Set problem:
Find every line in the records below that contains the word "국민권익위원회", and copy each such line.

Source data:
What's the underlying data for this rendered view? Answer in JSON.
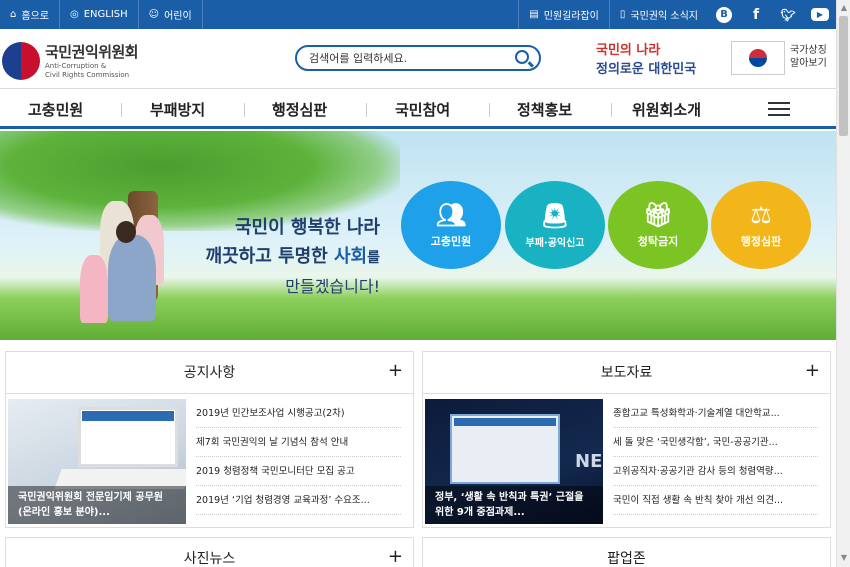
{
  "topbar": {
    "left": [
      {
        "label": "홈으로",
        "icon": "home-icon"
      },
      {
        "label": "ENGLISH",
        "icon": "globe-icon"
      },
      {
        "label": "어린이",
        "icon": "person-icon"
      }
    ],
    "right": [
      {
        "label": "민원길라잡이",
        "icon": "document-icon"
      },
      {
        "label": "국민권익 소식지",
        "icon": "book-icon"
      }
    ],
    "social": [
      "blog-icon",
      "facebook-icon",
      "twitter-icon",
      "youtube-icon"
    ]
  },
  "header": {
    "logo_ko": "국민권익위원회",
    "logo_en_1": "Anti-Corruption &",
    "logo_en_2": "Civil Rights Commission",
    "search_placeholder": "검색어를 입력하세요.",
    "slogan_1": "국민의 나라",
    "slogan_2": "정의로운 대한민국",
    "flag_label_1": "국가상징",
    "flag_label_2": "알아보기"
  },
  "gnb": [
    "고충민원",
    "부패방지",
    "행정심판",
    "국민참여",
    "정책홍보",
    "위원회소개"
  ],
  "banner": {
    "line1": "국민이 행복한 나라",
    "line2a": "깨끗하고 투명한 ",
    "line2b": "사회",
    "line2c": "를",
    "line3": "만들겠습니다!",
    "circles": [
      {
        "label": "고충민원",
        "color": "#1ea1e8",
        "icon": "people-chat-icon"
      },
      {
        "label": "부패·공익신고",
        "color": "#18b2c2",
        "icon": "siren-icon"
      },
      {
        "label": "청탁금지",
        "color": "#7cc424",
        "icon": "gift-block-icon"
      },
      {
        "label": "행정심판",
        "color": "#f2b61a",
        "icon": "gavel-icon"
      }
    ]
  },
  "notice": {
    "title": "공지사항",
    "caption": "국민권익위원회 전문임기제 공무원(온라인 홍보 분야)...",
    "items": [
      "2019년 민간보조사업 시행공고(2차)",
      "제7회 국민권익의 날 기념식 참석 안내",
      "2019 청렴정책 국민모니터단 모집 공고",
      "2019년 ‘기업 청렴경영 교육과정’ 수요조..."
    ]
  },
  "press": {
    "title": "보도자료",
    "caption": "정부, ‘생활 속 반칙과 특권’ 근절을 위한 9개 중점과제...",
    "items": [
      "종합고교 특성화학과·기술계열 대안학교...",
      "세 돌 맞은 ‘국민생각함’, 국민-공공기관...",
      "고위공직자·공공기관 감사 등의 청렴역량...",
      "국민이 직접 생활 속 반칙 찾아 개선 의견..."
    ]
  },
  "photo": {
    "title": "사진뉴스"
  },
  "popup": {
    "title": "팝업존"
  }
}
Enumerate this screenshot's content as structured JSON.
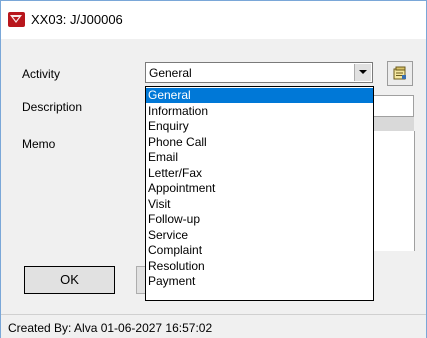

Reply:
    "logo_ko": "국민권익위원회",
    "caption": "국민권익위원회 전문임기제 공무원(온라인 홍보 분야)...",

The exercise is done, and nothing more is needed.